┌──

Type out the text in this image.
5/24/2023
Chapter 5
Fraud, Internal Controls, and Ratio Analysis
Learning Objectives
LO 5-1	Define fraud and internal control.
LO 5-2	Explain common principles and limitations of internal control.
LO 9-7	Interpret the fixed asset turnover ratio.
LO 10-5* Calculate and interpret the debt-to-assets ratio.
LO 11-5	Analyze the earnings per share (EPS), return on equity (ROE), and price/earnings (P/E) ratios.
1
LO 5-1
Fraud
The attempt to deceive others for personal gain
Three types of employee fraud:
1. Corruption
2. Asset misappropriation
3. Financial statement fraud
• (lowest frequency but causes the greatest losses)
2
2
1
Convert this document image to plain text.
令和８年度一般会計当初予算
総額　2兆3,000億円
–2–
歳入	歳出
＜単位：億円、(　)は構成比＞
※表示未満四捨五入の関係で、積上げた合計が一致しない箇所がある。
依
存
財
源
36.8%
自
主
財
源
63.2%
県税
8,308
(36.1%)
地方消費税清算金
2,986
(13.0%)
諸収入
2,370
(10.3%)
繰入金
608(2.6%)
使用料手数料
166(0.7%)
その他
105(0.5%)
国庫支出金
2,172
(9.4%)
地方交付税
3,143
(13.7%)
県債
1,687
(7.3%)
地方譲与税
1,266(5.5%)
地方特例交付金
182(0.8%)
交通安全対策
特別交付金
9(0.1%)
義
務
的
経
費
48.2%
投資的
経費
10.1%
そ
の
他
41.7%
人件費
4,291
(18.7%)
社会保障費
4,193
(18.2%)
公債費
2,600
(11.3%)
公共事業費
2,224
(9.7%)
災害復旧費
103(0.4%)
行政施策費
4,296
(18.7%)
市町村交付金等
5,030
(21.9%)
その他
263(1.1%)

└──

→ **Task objective**:
Return the line that contains "Convert this document image to plain text." and all lines after it, verbatim, and nothing else.

→ **Expected answer**:
Convert this document image to plain text.
令和８年度一般会計当初予算
総額　2兆3,000億円
–2–
歳入	歳出
＜単位：億円、(　)は構成比＞
※表示未満四捨五入の関係で、積上げた合計が一致しない箇所がある。
依
存
財
源
36.8%
自
主
財
源
63.2%
県税
8,308
(36.1%)
地方消費税清算金
2,986
(13.0%)
諸収入
2,370
(10.3%)
繰入金
608(2.6%)
使用料手数料
166(0.7%)
その他
105(0.5%)
国庫支出金
2,172
(9.4%)
地方交付税
3,143
(13.7%)
県債
1,687
(7.3%)
地方譲与税
1,266(5.5%)
地方特例交付金
182(0.8%)
交通安全対策
特別交付金
9(0.1%)
義
務
的
経
費
48.2%
投資的
経費
10.1%
そ
の
他
41.7%
人件費
4,291
(18.7%)
社会保障費
4,193
(18.2%)
公債費
2,600
(11.3%)
公共事業費
2,224
(9.7%)
災害復旧費
103(0.4%)
行政施策費
4,296
(18.7%)
市町村交付金等
5,030
(21.9%)
その他
263(1.1%)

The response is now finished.